### What is asked
Extract all lines containing "hasta".

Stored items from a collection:
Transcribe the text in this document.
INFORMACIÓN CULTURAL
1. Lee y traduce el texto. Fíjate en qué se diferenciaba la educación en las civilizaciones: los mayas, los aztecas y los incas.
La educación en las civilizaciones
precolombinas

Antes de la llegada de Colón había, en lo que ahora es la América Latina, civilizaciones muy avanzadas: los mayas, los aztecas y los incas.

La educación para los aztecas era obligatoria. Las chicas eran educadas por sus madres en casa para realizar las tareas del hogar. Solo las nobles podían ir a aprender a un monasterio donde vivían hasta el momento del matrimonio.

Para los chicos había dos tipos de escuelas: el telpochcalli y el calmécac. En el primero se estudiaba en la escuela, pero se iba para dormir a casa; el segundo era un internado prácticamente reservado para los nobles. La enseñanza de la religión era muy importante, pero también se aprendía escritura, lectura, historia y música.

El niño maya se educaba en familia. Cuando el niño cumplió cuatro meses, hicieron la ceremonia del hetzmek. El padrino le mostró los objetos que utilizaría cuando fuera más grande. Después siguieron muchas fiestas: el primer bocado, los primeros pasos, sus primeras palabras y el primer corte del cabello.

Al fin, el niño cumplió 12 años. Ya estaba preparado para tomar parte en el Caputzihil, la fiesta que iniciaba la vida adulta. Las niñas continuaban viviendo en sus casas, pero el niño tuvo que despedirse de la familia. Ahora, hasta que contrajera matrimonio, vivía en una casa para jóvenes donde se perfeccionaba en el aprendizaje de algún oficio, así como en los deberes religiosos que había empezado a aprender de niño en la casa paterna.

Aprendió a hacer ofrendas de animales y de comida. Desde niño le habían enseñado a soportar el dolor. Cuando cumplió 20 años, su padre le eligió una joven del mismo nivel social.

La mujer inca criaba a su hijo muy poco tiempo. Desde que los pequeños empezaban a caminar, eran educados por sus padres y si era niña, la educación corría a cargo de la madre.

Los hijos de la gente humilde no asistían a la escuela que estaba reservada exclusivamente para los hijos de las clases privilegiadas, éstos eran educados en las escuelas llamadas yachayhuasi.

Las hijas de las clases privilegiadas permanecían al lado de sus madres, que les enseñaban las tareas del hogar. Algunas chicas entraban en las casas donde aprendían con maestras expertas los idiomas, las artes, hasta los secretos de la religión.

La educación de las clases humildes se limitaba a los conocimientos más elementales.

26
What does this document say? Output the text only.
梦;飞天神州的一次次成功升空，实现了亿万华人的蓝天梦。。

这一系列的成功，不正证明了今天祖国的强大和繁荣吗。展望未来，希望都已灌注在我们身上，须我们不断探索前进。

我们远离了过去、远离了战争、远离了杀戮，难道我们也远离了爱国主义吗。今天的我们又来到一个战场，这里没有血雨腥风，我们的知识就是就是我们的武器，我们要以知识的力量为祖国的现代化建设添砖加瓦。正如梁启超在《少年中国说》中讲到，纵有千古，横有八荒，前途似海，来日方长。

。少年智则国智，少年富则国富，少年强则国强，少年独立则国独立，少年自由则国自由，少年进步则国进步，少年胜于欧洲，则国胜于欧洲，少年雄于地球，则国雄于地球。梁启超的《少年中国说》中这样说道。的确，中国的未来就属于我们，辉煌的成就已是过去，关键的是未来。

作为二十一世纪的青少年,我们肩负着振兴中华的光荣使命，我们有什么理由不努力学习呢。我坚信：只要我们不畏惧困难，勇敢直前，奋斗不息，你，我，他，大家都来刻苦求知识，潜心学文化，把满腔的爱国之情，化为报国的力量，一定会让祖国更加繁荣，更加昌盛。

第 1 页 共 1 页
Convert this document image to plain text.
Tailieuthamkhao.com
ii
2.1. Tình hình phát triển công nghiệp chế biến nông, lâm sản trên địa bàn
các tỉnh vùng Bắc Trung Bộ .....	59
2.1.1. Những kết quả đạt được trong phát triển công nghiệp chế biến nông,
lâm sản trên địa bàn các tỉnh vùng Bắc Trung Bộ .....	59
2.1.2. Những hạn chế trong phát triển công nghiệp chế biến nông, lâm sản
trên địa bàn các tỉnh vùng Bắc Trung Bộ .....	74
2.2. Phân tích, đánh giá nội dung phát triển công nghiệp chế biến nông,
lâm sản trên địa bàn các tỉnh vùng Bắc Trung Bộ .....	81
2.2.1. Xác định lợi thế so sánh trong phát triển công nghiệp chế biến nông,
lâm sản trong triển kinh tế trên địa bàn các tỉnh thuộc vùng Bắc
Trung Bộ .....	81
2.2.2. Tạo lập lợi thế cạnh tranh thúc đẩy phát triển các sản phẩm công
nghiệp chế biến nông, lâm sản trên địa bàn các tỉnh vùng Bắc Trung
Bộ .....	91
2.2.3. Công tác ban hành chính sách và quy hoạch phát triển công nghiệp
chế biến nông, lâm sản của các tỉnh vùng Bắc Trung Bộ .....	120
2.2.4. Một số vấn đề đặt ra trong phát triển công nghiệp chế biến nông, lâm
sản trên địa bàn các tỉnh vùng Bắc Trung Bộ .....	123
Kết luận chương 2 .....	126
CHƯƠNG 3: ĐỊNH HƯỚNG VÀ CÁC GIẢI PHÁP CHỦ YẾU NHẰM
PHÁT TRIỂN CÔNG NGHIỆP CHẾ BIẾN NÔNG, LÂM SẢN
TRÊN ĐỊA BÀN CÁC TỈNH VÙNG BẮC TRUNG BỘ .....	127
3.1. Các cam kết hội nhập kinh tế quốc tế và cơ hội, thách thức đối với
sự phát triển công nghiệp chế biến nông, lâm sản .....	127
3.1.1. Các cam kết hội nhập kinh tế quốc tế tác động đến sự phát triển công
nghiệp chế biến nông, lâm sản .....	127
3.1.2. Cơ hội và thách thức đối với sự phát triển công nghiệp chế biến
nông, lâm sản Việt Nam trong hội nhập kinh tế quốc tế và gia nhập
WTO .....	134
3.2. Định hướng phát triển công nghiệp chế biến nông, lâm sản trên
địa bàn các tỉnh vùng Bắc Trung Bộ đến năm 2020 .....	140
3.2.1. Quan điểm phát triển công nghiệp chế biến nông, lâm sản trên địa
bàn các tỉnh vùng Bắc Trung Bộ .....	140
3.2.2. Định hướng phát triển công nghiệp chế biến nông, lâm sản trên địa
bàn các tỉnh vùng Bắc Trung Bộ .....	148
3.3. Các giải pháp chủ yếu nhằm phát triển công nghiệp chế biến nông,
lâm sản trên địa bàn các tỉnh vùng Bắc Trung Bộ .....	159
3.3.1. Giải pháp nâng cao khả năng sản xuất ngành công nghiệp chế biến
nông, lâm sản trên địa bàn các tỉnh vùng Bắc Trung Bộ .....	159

### Right answer
La educación para los aztecas era obligatoria. Las chicas eran educadas por sus madres en casa para realizar las tareas del hogar. Solo las nobles podían ir a aprender a un monasterio donde vivían hasta el momento del matrimonio.
Al fin, el niño cumplió 12 años. Ya estaba preparado para tomar parte en el Caputzihil, la fiesta que iniciaba la vida adulta. Las niñas continuaban viviendo en sus casas, pero el niño tuvo que despedirse de la familia. Ahora, hasta que contrajera matrimonio, vivía en una casa para jóvenes donde se perfeccionaba en el aprendizaje de algún oficio, así como en los deberes religiosos que había empezado a aprender de niño en la casa paterna.
Las hijas de las clases privilegiadas permanecían al lado de sus madres, que les enseñaban las tareas del hogar. Algunas chicas entraban en las casas donde aprendían con maestras expertas los idiomas, las artes, hasta los secretos de la religión.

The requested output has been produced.